Directive – Exact reproduction is required for all entries.

Stored items from a collection:
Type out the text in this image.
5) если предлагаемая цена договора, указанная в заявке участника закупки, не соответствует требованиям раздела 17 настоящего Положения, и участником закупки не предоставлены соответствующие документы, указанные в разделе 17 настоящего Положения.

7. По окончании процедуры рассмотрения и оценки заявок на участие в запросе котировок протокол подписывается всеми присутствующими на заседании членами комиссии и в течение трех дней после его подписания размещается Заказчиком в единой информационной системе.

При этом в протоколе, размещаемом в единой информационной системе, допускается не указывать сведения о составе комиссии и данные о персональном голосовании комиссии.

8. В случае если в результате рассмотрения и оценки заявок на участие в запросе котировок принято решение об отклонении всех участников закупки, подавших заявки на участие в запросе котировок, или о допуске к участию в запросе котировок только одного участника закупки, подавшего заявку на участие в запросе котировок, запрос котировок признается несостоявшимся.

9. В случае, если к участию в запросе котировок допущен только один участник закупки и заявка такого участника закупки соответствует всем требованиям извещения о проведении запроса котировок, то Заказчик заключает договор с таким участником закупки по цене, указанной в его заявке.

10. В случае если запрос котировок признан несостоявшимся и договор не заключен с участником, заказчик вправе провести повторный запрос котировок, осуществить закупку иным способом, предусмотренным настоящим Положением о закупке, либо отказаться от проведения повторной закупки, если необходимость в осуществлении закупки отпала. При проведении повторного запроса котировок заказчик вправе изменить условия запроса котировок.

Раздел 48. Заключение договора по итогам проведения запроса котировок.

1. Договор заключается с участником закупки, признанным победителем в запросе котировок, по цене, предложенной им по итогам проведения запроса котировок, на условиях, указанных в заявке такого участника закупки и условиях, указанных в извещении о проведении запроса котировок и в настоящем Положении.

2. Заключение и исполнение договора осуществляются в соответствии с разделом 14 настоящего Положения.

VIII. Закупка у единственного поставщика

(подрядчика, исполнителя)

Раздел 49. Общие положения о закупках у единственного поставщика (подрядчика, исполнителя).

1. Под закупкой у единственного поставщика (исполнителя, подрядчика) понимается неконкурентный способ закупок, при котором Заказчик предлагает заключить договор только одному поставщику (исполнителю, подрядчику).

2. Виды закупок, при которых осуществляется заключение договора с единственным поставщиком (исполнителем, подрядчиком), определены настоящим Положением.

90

In response –
Type out the text in this image.
5) если предлагаемая цена договора, указанная в заявке участника закупки, не соответствует требованиям раздела 17 настоящего Положения, и участником закупки не предоставлены соответствующие документы, указанные в разделе 17 настоящего Положения.

7. По окончании процедуры рассмотрения и оценки заявок на участие в запросе котировок протокол подписывается всеми присутствующими на заседании членами комиссии и в течение трех дней после его подписания размещается Заказчиком в единой информационной системе.

При этом в протоколе, размещаемом в единой информационной системе, допускается не указывать сведения о составе комиссии и данные о персональном голосовании комиссии.

8. В случае если в результате рассмотрения и оценки заявок на участие в запросе котировок принято решение об отклонении всех участников закупки, подавших заявки на участие в запросе котировок, или о допуске к участию в запросе котировок только одного участника закупки, подавшего заявку на участие в запросе котировок, запрос котировок признается несостоявшимся.

9. В случае, если к участию в запросе котировок допущен только один участник закупки и заявка такого участника закупки соответствует всем требованиям извещения о проведении запроса котировок, то Заказчик заключает договор с таким участником закупки по цене, указанной в его заявке.

10. В случае если запрос котировок признан несостоявшимся и договор не заключен с участником, заказчик вправе провести повторный запрос котировок, осуществить закупку иным способом, предусмотренным настоящим Положением о закупке, либо отказаться от проведения повторной закупки, если необходимость в осуществлении закупки отпала. При проведении повторного запроса котировок заказчик вправе изменить условия запроса котировок.

Раздел 48. Заключение договора по итогам проведения запроса котировок.

1. Договор заключается с участником закупки, признанным победителем в запросе котировок, по цене, предложенной им по итогам проведения запроса котировок, на условиях, указанных в заявке такого участника закупки и условиях, указанных в извещении о проведении запроса котировок и в настоящем Положении.

2. Заключение и исполнение договора осуществляются в соответствии с разделом 14 настоящего Положения.

VIII. Закупка у единственного поставщика

(подрядчика, исполнителя)

Раздел 49. Общие положения о закупках у единственного поставщика (подрядчика, исполнителя).

1. Под закупкой у единственного поставщика (исполнителя, подрядчика) понимается неконкурентный способ закупок, при котором Заказчик предлагает заключить договор только одному поставщику (исполнителю, подрядчику).

2. Виды закупок, при которых осуществляется заключение договора с единственным поставщиком (исполнителем, подрядчиком), определены настоящим Положением.

90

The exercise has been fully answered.